Provided data

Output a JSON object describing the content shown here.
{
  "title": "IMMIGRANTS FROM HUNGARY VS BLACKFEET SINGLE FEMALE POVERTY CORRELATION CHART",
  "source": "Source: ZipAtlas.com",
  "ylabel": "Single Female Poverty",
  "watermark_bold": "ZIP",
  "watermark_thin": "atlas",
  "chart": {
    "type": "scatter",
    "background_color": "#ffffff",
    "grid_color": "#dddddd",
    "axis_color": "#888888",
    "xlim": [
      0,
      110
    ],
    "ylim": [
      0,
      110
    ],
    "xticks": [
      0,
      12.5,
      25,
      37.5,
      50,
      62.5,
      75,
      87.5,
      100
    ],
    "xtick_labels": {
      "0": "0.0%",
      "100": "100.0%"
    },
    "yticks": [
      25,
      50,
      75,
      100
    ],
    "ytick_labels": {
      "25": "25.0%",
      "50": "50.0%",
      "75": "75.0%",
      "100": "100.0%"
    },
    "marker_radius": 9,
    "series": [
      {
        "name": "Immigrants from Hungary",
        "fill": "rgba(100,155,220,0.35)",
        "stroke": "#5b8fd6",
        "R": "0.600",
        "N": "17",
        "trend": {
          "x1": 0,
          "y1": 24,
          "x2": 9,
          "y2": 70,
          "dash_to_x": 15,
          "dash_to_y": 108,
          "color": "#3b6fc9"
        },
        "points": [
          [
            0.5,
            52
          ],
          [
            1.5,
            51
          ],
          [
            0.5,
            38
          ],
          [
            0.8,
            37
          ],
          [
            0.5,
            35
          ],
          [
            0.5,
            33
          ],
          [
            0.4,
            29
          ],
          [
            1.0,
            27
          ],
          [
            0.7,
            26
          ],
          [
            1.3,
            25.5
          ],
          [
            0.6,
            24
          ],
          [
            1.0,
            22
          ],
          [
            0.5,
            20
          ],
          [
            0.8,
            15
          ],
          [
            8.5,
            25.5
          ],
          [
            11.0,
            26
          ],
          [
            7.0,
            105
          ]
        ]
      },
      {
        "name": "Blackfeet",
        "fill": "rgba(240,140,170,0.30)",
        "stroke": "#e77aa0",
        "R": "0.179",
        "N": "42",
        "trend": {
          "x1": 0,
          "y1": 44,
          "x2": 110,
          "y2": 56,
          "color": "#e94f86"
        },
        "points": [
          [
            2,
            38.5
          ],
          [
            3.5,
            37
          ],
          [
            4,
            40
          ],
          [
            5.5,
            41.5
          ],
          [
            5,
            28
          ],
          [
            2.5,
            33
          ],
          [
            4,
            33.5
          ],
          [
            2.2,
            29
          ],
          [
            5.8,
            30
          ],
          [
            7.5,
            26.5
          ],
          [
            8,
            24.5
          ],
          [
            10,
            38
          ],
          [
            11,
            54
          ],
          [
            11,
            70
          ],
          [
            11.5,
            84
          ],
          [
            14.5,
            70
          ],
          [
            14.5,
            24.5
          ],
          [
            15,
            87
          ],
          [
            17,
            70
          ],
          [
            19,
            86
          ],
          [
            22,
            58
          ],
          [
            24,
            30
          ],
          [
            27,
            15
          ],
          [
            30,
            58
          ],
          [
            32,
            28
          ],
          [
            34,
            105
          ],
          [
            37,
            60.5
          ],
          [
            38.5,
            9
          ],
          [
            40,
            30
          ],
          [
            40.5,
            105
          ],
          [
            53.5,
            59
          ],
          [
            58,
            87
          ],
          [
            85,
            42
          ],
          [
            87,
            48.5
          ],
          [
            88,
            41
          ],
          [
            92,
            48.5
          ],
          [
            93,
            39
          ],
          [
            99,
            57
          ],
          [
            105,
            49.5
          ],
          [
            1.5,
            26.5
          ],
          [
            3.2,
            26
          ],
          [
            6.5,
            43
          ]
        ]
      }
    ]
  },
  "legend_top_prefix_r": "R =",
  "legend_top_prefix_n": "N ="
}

Exercise brief
Write the material out exactly, with nothing left out.

Correct response
Output a JSON object describing the content shown here.
{
  "title": "IMMIGRANTS FROM HUNGARY VS BLACKFEET SINGLE FEMALE POVERTY CORRELATION CHART",
  "source": "Source: ZipAtlas.com",
  "ylabel": "Single Female Poverty",
  "watermark_bold": "ZIP",
  "watermark_thin": "atlas",
  "chart": {
    "type": "scatter",
    "background_color": "#ffffff",
    "grid_color": "#dddddd",
    "axis_color": "#888888",
    "xlim": [
      0,
      110
    ],
    "ylim": [
      0,
      110
    ],
    "xticks": [
      0,
      12.5,
      25,
      37.5,
      50,
      62.5,
      75,
      87.5,
      100
    ],
    "xtick_labels": {
      "0": "0.0%",
      "100": "100.0%"
    },
    "yticks": [
      25,
      50,
      75,
      100
    ],
    "ytick_labels": {
      "25": "25.0%",
      "50": "50.0%",
      "75": "75.0%",
      "100": "100.0%"
    },
    "marker_radius": 9,
    "series": [
      {
        "name": "Immigrants from Hungary",
        "fill": "rgba(100,155,220,0.35)",
        "stroke": "#5b8fd6",
        "R": "0.600",
        "N": "17",
        "trend": {
          "x1": 0,
          "y1": 24,
          "x2": 9,
          "y2": 70,
          "dash_to_x": 15,
          "dash_to_y": 108,
          "color": "#3b6fc9"
        },
        "points": [
          [
            0.5,
            52
          ],
          [
            1.5,
            51
          ],
          [
            0.5,
            38
          ],
          [
            0.8,
            37
          ],
          [
            0.5,
            35
          ],
          [
            0.5,
            33
          ],
          [
            0.4,
            29
          ],
          [
            1.0,
            27
          ],
          [
            0.7,
            26
          ],
          [
            1.3,
            25.5
          ],
          [
            0.6,
            24
          ],
          [
            1.0,
            22
          ],
          [
            0.5,
            20
          ],
          [
            0.8,
            15
          ],
          [
            8.5,
            25.5
          ],
          [
            11.0,
            26
          ],
          [
            7.0,
            105
          ]
        ]
      },
      {
        "name": "Blackfeet",
        "fill": "rgba(240,140,170,0.30)",
        "stroke": "#e77aa0",
        "R": "0.179",
        "N": "42",
        "trend": {
          "x1": 0,
          "y1": 44,
          "x2": 110,
          "y2": 56,
          "color": "#e94f86"
        },
        "points": [
          [
            2,
            38.5
          ],
          [
            3.5,
            37
          ],
          [
            4,
            40
          ],
          [
            5.5,
            41.5
          ],
          [
            5,
            28
          ],
          [
            2.5,
            33
          ],
          [
            4,
            33.5
          ],
          [
            2.2,
            29
          ],
          [
            5.8,
            30
          ],
          [
            7.5,
            26.5
          ],
          [
            8,
            24.5
          ],
          [
            10,
            38
          ],
          [
            11,
            54
          ],
          [
            11,
            70
          ],
          [
            11.5,
            84
          ],
          [
            14.5,
            70
          ],
          [
            14.5,
            24.5
          ],
          [
            15,
            87
          ],
          [
            17,
            70
          ],
          [
            19,
            86
          ],
          [
            22,
            58
          ],
          [
            24,
            30
          ],
          [
            27,
            15
          ],
          [
            30,
            58
          ],
          [
            32,
            28
          ],
          [
            34,
            105
          ],
          [
            37,
            60.5
          ],
          [
            38.5,
            9
          ],
          [
            40,
            30
          ],
          [
            40.5,
            105
          ],
          [
            53.5,
            59
          ],
          [
            58,
            87
          ],
          [
            85,
            42
          ],
          [
            87,
            48.5
          ],
          [
            88,
            41
          ],
          [
            92,
            48.5
          ],
          [
            93,
            39
          ],
          [
            99,
            57
          ],
          [
            105,
            49.5
          ],
          [
            1.5,
            26.5
          ],
          [
            3.2,
            26
          ],
          [
            6.5,
            43
          ]
        ]
      }
    ]
  },
  "legend_top_prefix_r": "R =",
  "legend_top_prefix_n": "N ="
}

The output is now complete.